[Dataset items]
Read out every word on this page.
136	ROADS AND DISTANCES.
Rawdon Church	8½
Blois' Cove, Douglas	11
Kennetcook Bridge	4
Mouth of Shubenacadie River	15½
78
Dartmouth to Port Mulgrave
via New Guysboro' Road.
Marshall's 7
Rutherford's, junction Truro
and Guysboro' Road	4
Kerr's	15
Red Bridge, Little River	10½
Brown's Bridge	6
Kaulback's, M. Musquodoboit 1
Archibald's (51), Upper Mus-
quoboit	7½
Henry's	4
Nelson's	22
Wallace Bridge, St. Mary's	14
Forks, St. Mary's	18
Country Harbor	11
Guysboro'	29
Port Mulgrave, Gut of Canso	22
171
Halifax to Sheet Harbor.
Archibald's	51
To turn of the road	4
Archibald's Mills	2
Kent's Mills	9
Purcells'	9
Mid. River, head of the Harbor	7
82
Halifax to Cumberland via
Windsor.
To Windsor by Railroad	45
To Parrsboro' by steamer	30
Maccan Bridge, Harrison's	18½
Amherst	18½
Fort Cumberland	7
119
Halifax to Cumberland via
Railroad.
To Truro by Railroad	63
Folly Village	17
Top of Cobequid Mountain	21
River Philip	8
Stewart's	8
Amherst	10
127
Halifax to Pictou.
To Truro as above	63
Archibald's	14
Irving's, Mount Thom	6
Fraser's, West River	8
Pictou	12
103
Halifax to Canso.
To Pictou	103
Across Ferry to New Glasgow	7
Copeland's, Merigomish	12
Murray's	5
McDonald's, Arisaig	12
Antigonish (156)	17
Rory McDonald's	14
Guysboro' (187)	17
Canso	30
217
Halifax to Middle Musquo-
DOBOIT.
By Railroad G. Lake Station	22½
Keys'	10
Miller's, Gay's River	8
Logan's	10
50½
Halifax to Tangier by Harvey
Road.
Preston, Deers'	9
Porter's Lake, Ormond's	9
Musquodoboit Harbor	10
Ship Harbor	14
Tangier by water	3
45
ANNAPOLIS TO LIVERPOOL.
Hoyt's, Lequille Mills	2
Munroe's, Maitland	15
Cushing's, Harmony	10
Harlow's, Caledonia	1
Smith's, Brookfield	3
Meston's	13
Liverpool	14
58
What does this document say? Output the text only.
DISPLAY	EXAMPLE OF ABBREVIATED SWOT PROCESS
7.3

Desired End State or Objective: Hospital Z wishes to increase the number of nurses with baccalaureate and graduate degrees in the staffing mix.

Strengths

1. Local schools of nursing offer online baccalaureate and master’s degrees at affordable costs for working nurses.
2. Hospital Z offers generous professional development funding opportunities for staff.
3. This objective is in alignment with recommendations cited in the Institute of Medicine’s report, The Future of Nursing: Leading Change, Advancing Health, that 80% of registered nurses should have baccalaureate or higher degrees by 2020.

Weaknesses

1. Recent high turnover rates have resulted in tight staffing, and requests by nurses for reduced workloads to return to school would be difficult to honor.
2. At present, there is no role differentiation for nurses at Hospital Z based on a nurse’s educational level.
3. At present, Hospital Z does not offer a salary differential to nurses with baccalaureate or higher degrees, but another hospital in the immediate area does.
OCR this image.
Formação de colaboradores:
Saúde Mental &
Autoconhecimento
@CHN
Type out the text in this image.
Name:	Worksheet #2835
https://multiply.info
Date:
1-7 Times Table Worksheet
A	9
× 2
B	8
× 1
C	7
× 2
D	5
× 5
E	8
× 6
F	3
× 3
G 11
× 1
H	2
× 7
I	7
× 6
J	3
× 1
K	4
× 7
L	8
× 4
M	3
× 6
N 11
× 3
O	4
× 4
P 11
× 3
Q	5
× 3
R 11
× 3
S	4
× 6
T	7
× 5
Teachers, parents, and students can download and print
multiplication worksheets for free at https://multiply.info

Task directions:
Retype the data exactly as given.

Exercise result:
Read out every word on this page.
136	ROADS AND DISTANCES.
Rawdon Church	8½
Blois' Cove, Douglas	11
Kennetcook Bridge	4
Mouth of Shubenacadie River	15½
78
Dartmouth to Port Mulgrave
via New Guysboro' Road.
Marshall's 7
Rutherford's, junction Truro
and Guysboro' Road	4
Kerr's	15
Red Bridge, Little River	10½
Brown's Bridge	6
Kaulback's, M. Musquodoboit 1
Archibald's (51), Upper Mus-
quoboit	7½
Henry's	4
Nelson's	22
Wallace Bridge, St. Mary's	14
Forks, St. Mary's	18
Country Harbor	11
Guysboro'	29
Port Mulgrave, Gut of Canso	22
171
Halifax to Sheet Harbor.
Archibald's	51
To turn of the road	4
Archibald's Mills	2
Kent's Mills	9
Purcells'	9
Mid. River, head of the Harbor	7
82
Halifax to Cumberland via
Windsor.
To Windsor by Railroad	45
To Parrsboro' by steamer	30
Maccan Bridge, Harrison's	18½
Amherst	18½
Fort Cumberland	7
119
Halifax to Cumberland via
Railroad.
To Truro by Railroad	63
Folly Village	17
Top of Cobequid Mountain	21
River Philip	8
Stewart's	8
Amherst	10
127
Halifax to Pictou.
To Truro as above	63
Archibald's	14
Irving's, Mount Thom	6
Fraser's, West River	8
Pictou	12
103
Halifax to Canso.
To Pictou	103
Across Ferry to New Glasgow	7
Copeland's, Merigomish	12
Murray's	5
McDonald's, Arisaig	12
Antigonish (156)	17
Rory McDonald's	14
Guysboro' (187)	17
Canso	30
217
Halifax to Middle Musquo-
DOBOIT.
By Railroad G. Lake Station	22½
Keys'	10
Miller's, Gay's River	8
Logan's	10
50½
Halifax to Tangier by Harvey
Road.
Preston, Deers'	9
Porter's Lake, Ormond's	9
Musquodoboit Harbor	10
Ship Harbor	14
Tangier by water	3
45
ANNAPOLIS TO LIVERPOOL.
Hoyt's, Lequille Mills	2
Munroe's, Maitland	15
Cushing's, Harmony	10
Harlow's, Caledonia	1
Smith's, Brookfield	3
Meston's	13
Liverpool	14
58
What does this document say? Output the text only.
DISPLAY	EXAMPLE OF ABBREVIATED SWOT PROCESS
7.3

Desired End State or Objective: Hospital Z wishes to increase the number of nurses with baccalaureate and graduate degrees in the staffing mix.

Strengths

1. Local schools of nursing offer online baccalaureate and master’s degrees at affordable costs for working nurses.
2. Hospital Z offers generous professional development funding opportunities for staff.
3. This objective is in alignment with recommendations cited in the Institute of Medicine’s report, The Future of Nursing: Leading Change, Advancing Health, that 80% of registered nurses should have baccalaureate or higher degrees by 2020.

Weaknesses

1. Recent high turnover rates have resulted in tight staffing, and requests by nurses for reduced workloads to return to school would be difficult to honor.
2. At present, there is no role differentiation for nurses at Hospital Z based on a nurse’s educational level.
3. At present, Hospital Z does not offer a salary differential to nurses with baccalaureate or higher degrees, but another hospital in the immediate area does.
OCR this image.
Formação de colaboradores:
Saúde Mental &
Autoconhecimento
@CHN
Type out the text in this image.
Name:	Worksheet #2835
https://multiply.info
Date:
1-7 Times Table Worksheet
A	9
× 2
B	8
× 1
C	7
× 2
D	5
× 5
E	8
× 6
F	3
× 3
G 11
× 1
H	2
× 7
I	7
× 6
J	3
× 1
K	4
× 7
L	8
× 4
M	3
× 6
N 11
× 3
O	4
× 4
P 11
× 3
Q	5
× 3
R 11
× 3
S	4
× 6
T	7
× 5
Teachers, parents, and students can download and print
multiplication worksheets for free at https://multiply.info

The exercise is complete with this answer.